# Problem to solve
Copy all lines of the listing that include the string "Support".

--- Material provided ---

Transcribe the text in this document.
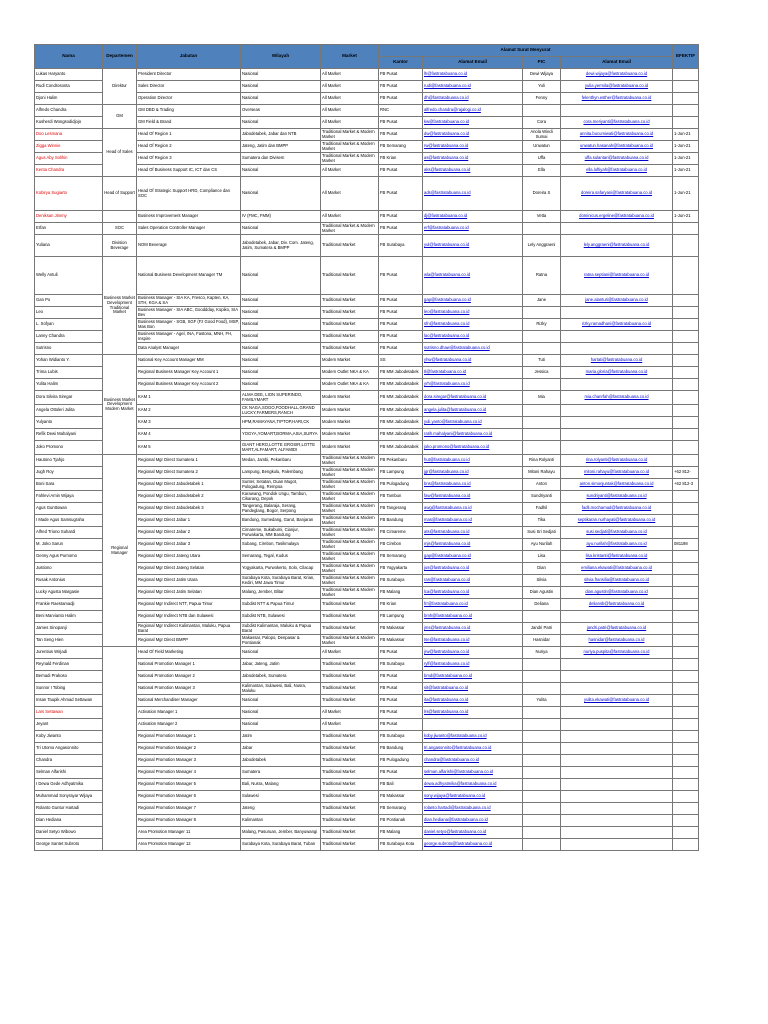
Nama	Departemen	Jabatan	Wilayah	Market	Alamat Surat Menyurat				EFEKTIF	
					Kantor	Alamat Email	PIC	Alamat Email		
Lukas Haryanto	Direktur	President Director	Nasional	All Market	FB Pusat	lh@fastratabuana.co.id	Dewi Wijaya	dewi.wijaya@fastratabuana.co.id		
Rudi Condrosonta		Sales Director	Nasional	All Market	FB Pusat	rudi@fastratabuana.co.id	Yuli	yulia.yermila@fastratabuana.co.id		
Djoni Halim		Operation Director	Nasional	All Market	FB Pusat	dh@fastratabuana.co.id	Fenny	felenthyn.esther@fastratabuana.co.id		
Alfredo Chandra	GM	GM DBD & Trading	Overseas	All Market	RNC	alfredo.chandra@rajalogi.co.id				
Kusherdi Wongsodidjojo		GM Field & Brand	Nasional	All Market	FB Pusat	kw@fastratabuana.co.id	Cora	cora.meriyanti@fastratabuana.co.id		
Doo Lesmana	Head of Sales	Head Of Region 1	Jabodetabek, Jabar dan NTB	Traditional Market & Modern Market	FB Pusat	dw@fastratabuana.co.id	Anola Wiedi Sumai	annita.bucumiwati@fastratabuana.co.id	1-Jun-21	
Zigga Winnie		Head Of Region 2	Jateng, Jatim dan BMPP	Traditional Market & Modern Market	FB Semarang	rw@fastratabuana.co.id	Unwatun	unwatun.hasanah@fastratabuana.co.id	1-Jun-21	
Agus Aby Solihin		Head Of Region 3	Sumatera dan Divisem	Traditional Market & Modern Market	FB Krian	as@fastratabuana.co.id	Uffa	uffa.sulantari@fastratabuana.co.id	1-Jun-21	
Kenta Chandra		Head Of Business Support IC, ICT dan CS	Nasional	All Market	FB Pusat	aks@fastratabuana.co.id	Ella	ella.luftiyah@fastratabuana.co.id	1-Jun-21	
Kobirya Sugiarto	Head of Support	Head Of Strategic Support HRD, Compliance dan SOC	Nasional	All Market	FB Pusat	ads@fastratabuana.co.id	Doreira S	doreira.safaryani@fastratabuana.co.id	1-Jun-21	
Deniksan Jimmy		Business Improvement Manager	IV (FMC, FMM)	All Market	FB Pusat	dj@fastratabuana.co.id	Vetta	dominicus.ergeline@fastratabuana.co.id	1-Jun-21	
Erfan	SOC	Sales Operation Controller Manager	Nasional	Traditional Market & Modern Market	FB Pusat	erf@fastratabuana.co.id				
Yuliana	Division Beverage	NOM Beverage	Jabodetabek, Jabar, Div. Com. Jateng, Jatim, Sumatera & BMPP	Traditional Market	FB Surabaya	yul@fastratabuana.co.id	Lely Anggraeni	lely.anggraeni@fastratabuana.co.id		
Welly Antuli	Business Market Development Traditional Market	National Business Development Manager TM	Nasional	Traditional Market	FB Pusat	wla@fastratabuana.co.id	Ratna	ratna.septiani@fastratabuana.co.id		
Gan Po		Business Manager - SIA KA, Fresco, Kapten, KA, STH, KGA & SA	Nasional	Traditional Market	FB Pusat	gap@fastratabuana.co.id	Jane	jane.alanturi@fastratabuana.co.id		
Leo		Business Manager - SIA ABC, Gooddday, Kopiko, SIA Bev	Nasional	Traditional Market	FB Pusat	leo@fastratabuana.co.id				
L. Sofyan		Business Manager - SGB, SGF (Fz Good Food), MSP, Mas Bon	Nasional	Traditional Market	FB Pusat	sfn@fastratabuana.co.id	Rizky	rizky.ramadhani@fastratabuana.co.id		
Lanny Chandra		Business Manager - Agel, INA, Fastona, MNH, FH, Inspire	Nasional	Traditional Market	FB Pusat	lac@fastratabuana.co.id				
Sutrisno		Data Analyst Manager	Nasional	Traditional Market	FB Pusat	sutrisno.dhaw@fastratabuana.co.id				
Yohan Widianto Y.	Business Market Development Modern Market	National Key Account Manager MM	Nasional	Modern Market	SS	yhw@fastratabuana.co.id	Tuti	hartati@fastratabuana.co.id		
Trima Lubis		Regional Business Manager Key Account 1	Nasional	Modern Outlet NKA & KA	FB MM Jabodetabek	tl@fastratabuana.co.id	Jessica	maria.gloria@fastratabuana.co.id		
Yulita Halim		Regional Business Manager Key Account 2	Nasional	Modern Outlet NKA & KA	FB MM Jabodetabek	yrh@fastratabuana.co.id				
Dora Silvira Siregar		KAM 1	ALMA DEE, LION SUPERINDO, FAMILYMART	Modern Market	FB MM Jabodetabek	dora.siregar@fastratabuana.co.id	Mia	mia.chanrfah@fastratabuana.co.id		
Angela Ottoleri Julita		KAM 2	CK NAGA,SOGO,FOODHALL,GRAND LUCKY,FARMERS,RANCH	Modern Market	FB MM Jabodetabek	angela.julita@fastratabuana.co.id				
Yulyanto		KAM 3	HPM,RAMAYANA,TIPTOP,HARI,CK	Modern Market	FB MM Jabodetabek	yuli.yanto@fastratabuana.co.id				
Refik Dewi Mahalyani		KAM 4	YOGYA,YOMART,BORMA,ASIA,SURYA	Modern Market	FB MM Jabodetabek	ratih.mahalyani@fastratabuana.co.id				
Joko Promono		KAM 5	GIANT HERO,LOTTE GROSIR,LOTTE MART,ALFAMART, ALFAMIDI	Modern Market	FB MM Jabodetabek	joko.promono@fastratabuana.co.id				
Hautono Tjahjo	Regional Manager	Regional Mgr Direct Sumatera 1	Medan, Jambi, Pekanbaru	Traditional Market & Modern Market	FB Pekanbaru	hut@fastratabuana.co.id	Rina Rolyanti	rina.rolyanti@fastratabuana.co.id		
Jugh Roy		Regional Mgr Direct Sumatera 2	Lampung, Bengkulu, Palembang	Traditional Market & Modern Market	FB Lampung	jgr@fastratabuana.co.id	Mitoni Rahayu	mitoni.rahayu@fastratabuana.co.id	+62 812-	
Boni Sara		Regional Mgr Direct Jabodetabek 1	Sunter, Setatan, Duan Mugot, Pulogadung, Rempoa	Traditional Market & Modern Market	FB Pulogadung	bns@fastratabuana.co.id	Anton	anton.simonjuntak@fastratabuana.co.id	+62 812-3	
Fahlevi Amin Wijaya		Regional Mgr Direct Jabodetabek 2	Karawang, Pondok Ungu, Tambun, Cikarang, Depok	Traditional Market & Modern Market	FB Tambun	faw@fastratabuana.co.id	Sundriyanti	sundriyanti@fastratabuana.co.id		
Agus Gunttowan		Regional Mgr Direct Jabodetabek 3	Tangerang, Balaraja, Serang, Pandeglang, Bogor, Serpong	Traditional Market & Modern Market	FB Tangerang	awg@fastratabuana.co.id	Fadhil	fadli.mochamad@fastratabuana.co.id		
I Made Agus Samsugraha		Regional Mgr Direct Jabar 1	Bandung, Sumedang, Garut, Banjaran	Traditional Market & Modern Market	FB Bandung	mas@fastratabuana.co.id	Tika	septikaran.nurhayati@fastratabuana.co.id		
Alfred Triono Suhardi		Regional Mgr Direct Jabar 2	Cimareme, Sukabumi, Cianjur, Purwakarta, MM Bandung	Traditional Market & Modern Market	FB Cimareme	ats@fastratabuana.co.id	Susi Sri Sedjati	susi.sedjati@fastratabuana.co.id		
M. Joko Sarun		Regional Mgr Direct Jabar 3	Subang, Cirebon, Tasikmalaya	Traditional Market & Modern Market	FB Cirebon	mjs@fastratabuana.co.id	Ayu Nurilah	ayu.nurilah@fastratabuana.co.id	081198	
Genny Agus Purnomo		Regional Mgr Direct Jateng Utara	Semarang, Tegal, Kudus	Traditional Market & Modern Market	FB Semarang	gap@fastratabuana.co.id	Lisa	lisa.kristanti@fastratabuana.co.id		
Justiono		Regional Mgr Direct Jateng Selatan	Yogyakarta, Purwokerto, Solo, Cilacap	Traditional Market & Modern Market	FB Yogyakarta	jus@fastratabuana.co.id	Dian	emiliana.ekawati@fastratabuana.co.id		
Rusak Antonius		Regional Mgr Direct Jatim Utara	Surabaya Kota, Surabaya Barat, Krian, Kediri, MM Jawa Timur	Traditional Market & Modern Market	FB Surabaya	ran@fastratabuana.co.id	Silvia	silvia.fransilia@fastratabuana.co.id		
Lucky Agusta Margasie		Regional Mgr Direct Jatim Selatan	Malang, Jember, Blitar	Traditional Market & Modern Market	FB Malang	lca@fastratabuana.co.id	Dian Agustin	dian.agustin@fastratabuana.co.id		
Frankie Raestamadji		Regional Mgr Indirect NTT, Papua Timur	Subdist NTT & Papua Timur	Traditional Market	FB Krian	frr@fastratabuana.co.id	Deliana	deliansb@fastratabuana.co.id		
Beni Marvianto Halim		Regional Mgr Indirect NTB dan Sulawesi	Subdist NTB, Sulawesi	Traditional Market	FB Lampung	bmh@fastratabuana.co.id				
James Sinopanji		Regional Mgr Indirect Kalimantan, Maluku, Papua Barat	Subdist Kalimantan, Maluku & Papua Barat	Traditional Market	FB Makassar	jms@fastratabuana.co.id	Jandri Patri	jandri.patri@fastratabuana.co.id		
Tan Seng Hien		Regional Mgr Direct BMPP	Makassar, Palopo, Denpasar & Pontianak	Traditional Market & Modern Market	FB Makassar	tse@fastratabuana.co.id	Hasnidar	hasnidar@fastratabuana.co.id		
Jurentius Wirjadi		Head Of Field Marketing	Nasional	All Market	FB Pusat	jrw@fastratabuana.co.id	Nuriya	nuriya.puspita@fastratabuana.co.id		
Reynald Ferdinan		National Promotion Manager 1	Jabar, Jateng, Jatim	Traditional Market	FB Surabaya	rylf@fastratabuana.co.id				
Bernadi Prakoso		National Promotion Manager 2	Jabodetabek, Sumatera	Traditional Market	FB Pusat	bmd@fastratabuana.co.id				
Sunnor I Tobing		National Promotion Manager 3	Kalimantan, Sulawesi, Bali, Nusra, Maluku	Traditional Market	FB Pusat	sit@fastratabuana.co.id				
Insan Taupik Ahmad Settawan		National Merchandiser Manager	Nasional	Traditional Market	FB Pusat	ita@fastratabuana.co.id	Yulita	yulita.ekawati@fastratabuana.co.id		
Lars Settawan		Activation Manager 1	Nasional	All Market	FB Pusat	lrs@fastratabuana.co.id				
Jeyant		Activation Manager 2	Nasional	All Market	FB Pusat					
Koby Jiwanto		Regional Promotion Manager 1	Jatim	Traditional Market	FB Surabaya	koby.jiwanto@fastratabuana.co.id				
Tri Utomo Angasonnito		Regional Promotion Manager 2	Jabar	Traditional Market	FB Bandung	tri.angasonnito@fastratabuana.co.id				
Chandra		Regional Promotion Manager 3	Jabodetabek	Traditional Market	FB Pulogadung	chandra@fastratabuana.co.id				
Selman Alfarishi		Regional Promotion Manager 4	Sumatera	Traditional Market	FB Pusat	selman.alfarishi@fastratabuana.co.id				
I Dewa Gede Adhyatmika		Regional Promotion Manager 5	Bali, Nusra, Malang	Traditional Market	FB Bali	dewa.adhyatmika@fastratabuana.co.id				
Muhammad Sonyrayar Wijaya		Regional Promotion Manager 6	Sulawesi	Traditional Market	FB Makassar	sony.wijaya@fastratabuana.co.id				
Rolanto Guntur Hartadi		Regional Promotion Manager 7	Jateng	Traditional Market	FB Semarang	rolanto.hartadi@fastratabuana.co.id				
Dian Hediana		Regional Promotion Manager 8	Kalimantan	Traditional Market	FB Pontianak	dian.hediana@fastratabuana.co.id				
Daniel Setyo Wibowo		Area Promotion Manager 11	Malang, Pasuruan, Jember, Banyuwangi	Traditional Market	FB Malang	daniel.setyo@fastratabuana.co.id				
George Santet Subroto		Area Promotion Manager 12	Surabaya Kota, Surabaya Barat, Tuban	Traditional Market	FB Surabaya Kota	george.subroto@fastratabuana.co.id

---

# Task output
Kenta Chandra		Head Of Business Support IC, ICT dan CS	Nasional	All Market	FB Pusat	aks@fastratabuana.co.id	Ella	ella.luftiyah@fastratabuana.co.id	1-Jun-21	
Kobirya Sugiarto	Head of Support	Head Of Strategic Support HRD, Compliance dan SOC	Nasional	All Market	FB Pusat	ads@fastratabuana.co.id	Doreira S	doreira.safaryani@fastratabuana.co.id	1-Jun-21	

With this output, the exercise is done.